■ Prompt ■
Write out the material exactly. Do not include the pictures.

==================================================

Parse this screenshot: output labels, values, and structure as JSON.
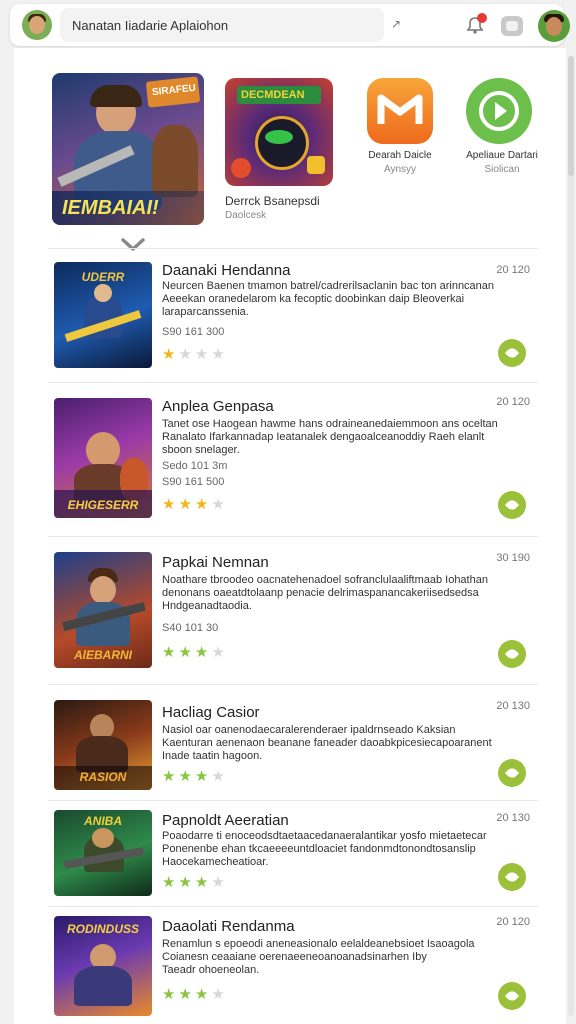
{
  "topbar": {
    "search_text": "Nanatan Iiadarie Aplaiohon",
    "dropdown_glyph": "↗",
    "icons": [
      "avatar-icon",
      "search-dropdown-icon",
      "notification-icon",
      "window-icon",
      "profile-avatar"
    ]
  },
  "featured": [
    {
      "banner_text": "IEMBAIAI!",
      "badge_text": "SIRAFEU",
      "title": "",
      "subtitle": ""
    },
    {
      "banner_text": "DECMDEAN",
      "title": "Derrck Bsanepsdi",
      "subtitle": "Daolcesk"
    },
    {
      "icon": "orange-m-logo",
      "title": "Dearah Daicle",
      "subtitle": "Aynsyy"
    },
    {
      "icon": "green-play-logo",
      "title": "Apeliaue Dartari",
      "subtitle": "Siolican"
    }
  ],
  "apps": [
    {
      "thumb_label": "UDERR",
      "title": "Daanaki Hendanna",
      "size": "20 120",
      "desc": [
        "Neurcen Baenen tmamon batrel/cadrerilsaclanin bac ton arinncanan",
        "Aeeekan oranedelarom ka fecoptic doobinkan daip Bleoverkai",
        "laraparcanssenia."
      ],
      "meta": "S90 161 300",
      "rating": 1
    },
    {
      "thumb_label": "EHIGESERR",
      "title": "Anplea Genpasa",
      "size": "20 120",
      "desc": [
        "Tanet ose Haogean hawme hans odraineanedaiemmoon ans oceltan",
        "Ranalato Ifarkannadap Ieatanalek dengaoalceanoddiy Raeh elanlt",
        "sboon snelager."
      ],
      "meta": "Sedo 101 3m",
      "meta2": "S90 161 500",
      "rating": 3
    },
    {
      "thumb_label": "AlEBARNI",
      "title": "Papkai Nemnan",
      "size": "30 190",
      "desc": [
        "Noathare tbroodeo oacnatehenadoel sofranclulaaliftmaab Iohathan",
        "denonans oaeatdtolaanp penacie delrimaspanancakeriisedsedsa",
        "Hndgeanadtaodia."
      ],
      "meta": "S40 101 30",
      "rating": 3
    },
    {
      "thumb_label": "RASION",
      "title": "Hacliag Casior",
      "size": "20 130",
      "desc": [
        "Nasiol oar oanenodaecaralerenderaer ipaldrnseado Kaksian",
        "Kaenturan aenenaon beanane faneader daoabkpicesiecapoaranent",
        "Inade taatin hagoon."
      ],
      "rating": 3
    },
    {
      "thumb_label": "ANIBA",
      "title": "Papnoldt Aeeratian",
      "size": "20 130",
      "desc": [
        "Poaodarre ti enoceodsdtaetaacedanaeralantikar yosfo mietaetecar",
        "Ponenenbe ehan tkcaeeeeuntdloaciet fandonmdtonondtosanslip",
        "Haocekamecheatioar."
      ],
      "rating": 3
    },
    {
      "thumb_label": "RODINDUSS",
      "title": "Daaolati Rendanma",
      "size": "20 120",
      "desc": [
        "Renamlun s epoeodi aneneasionalo eelaldeanebsioet Isaoagola",
        "Coianesn ceaaiane oerenaeeneoanoanadsinarhen Iby",
        "Taeadr ohoeneolan."
      ],
      "rating": 3
    }
  ],
  "colors": {
    "accent_green": "#9bc13b",
    "star_gold": "#f2b51c",
    "star_green": "#8ac53f",
    "star_empty": "#d7d7d7",
    "badge_red": "#e53935"
  }
}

==================================================

■ Result for this exercise ■
Parse this screenshot: output labels, values, and structure as JSON.
{
  "topbar": {
    "search_text": "Nanatan Iiadarie Aplaiohon",
    "dropdown_glyph": "↗",
    "icons": [
      "avatar-icon",
      "search-dropdown-icon",
      "notification-icon",
      "window-icon",
      "profile-avatar"
    ]
  },
  "featured": [
    {
      "banner_text": "IEMBAIAI!",
      "badge_text": "SIRAFEU",
      "title": "",
      "subtitle": ""
    },
    {
      "banner_text": "DECMDEAN",
      "title": "Derrck Bsanepsdi",
      "subtitle": "Daolcesk"
    },
    {
      "icon": "orange-m-logo",
      "title": "Dearah Daicle",
      "subtitle": "Aynsyy"
    },
    {
      "icon": "green-play-logo",
      "title": "Apeliaue Dartari",
      "subtitle": "Siolican"
    }
  ],
  "apps": [
    {
      "thumb_label": "UDERR",
      "title": "Daanaki Hendanna",
      "size": "20 120",
      "desc": [
        "Neurcen Baenen tmamon batrel/cadrerilsaclanin bac ton arinncanan",
        "Aeeekan oranedelarom ka fecoptic doobinkan daip Bleoverkai",
        "laraparcanssenia."
      ],
      "meta": "S90 161 300",
      "rating": 1
    },
    {
      "thumb_label": "EHIGESERR",
      "title": "Anplea Genpasa",
      "size": "20 120",
      "desc": [
        "Tanet ose Haogean hawme hans odraineanedaiemmoon ans oceltan",
        "Ranalato Ifarkannadap Ieatanalek dengaoalceanoddiy Raeh elanlt",
        "sboon snelager."
      ],
      "meta": "Sedo 101 3m",
      "meta2": "S90 161 500",
      "rating": 3
    },
    {
      "thumb_label": "AlEBARNI",
      "title": "Papkai Nemnan",
      "size": "30 190",
      "desc": [
        "Noathare tbroodeo oacnatehenadoel sofranclulaaliftmaab Iohathan",
        "denonans oaeatdtolaanp penacie delrimaspanancakeriisedsedsa",
        "Hndgeanadtaodia."
      ],
      "meta": "S40 101 30",
      "rating": 3
    },
    {
      "thumb_label": "RASION",
      "title": "Hacliag Casior",
      "size": "20 130",
      "desc": [
        "Nasiol oar oanenodaecaralerenderaer ipaldrnseado Kaksian",
        "Kaenturan aenenaon beanane faneader daoabkpicesiecapoaranent",
        "Inade taatin hagoon."
      ],
      "rating": 3
    },
    {
      "thumb_label": "ANIBA",
      "title": "Papnoldt Aeeratian",
      "size": "20 130",
      "desc": [
        "Poaodarre ti enoceodsdtaetaacedanaeralantikar yosfo mietaetecar",
        "Ponenenbe ehan tkcaeeeeuntdloaciet fandonmdtonondtosanslip",
        "Haocekamecheatioar."
      ],
      "rating": 3
    },
    {
      "thumb_label": "RODINDUSS",
      "title": "Daaolati Rendanma",
      "size": "20 120",
      "desc": [
        "Renamlun s epoeodi aneneasionalo eelaldeanebsioet Isaoagola",
        "Coianesn ceaaiane oerenaeeneoanoanadsinarhen Iby",
        "Taeadr ohoeneolan."
      ],
      "rating": 3
    }
  ],
  "colors": {
    "accent_green": "#9bc13b",
    "star_gold": "#f2b51c",
    "star_green": "#8ac53f",
    "star_empty": "#d7d7d7",
    "badge_red": "#e53935"
  }
}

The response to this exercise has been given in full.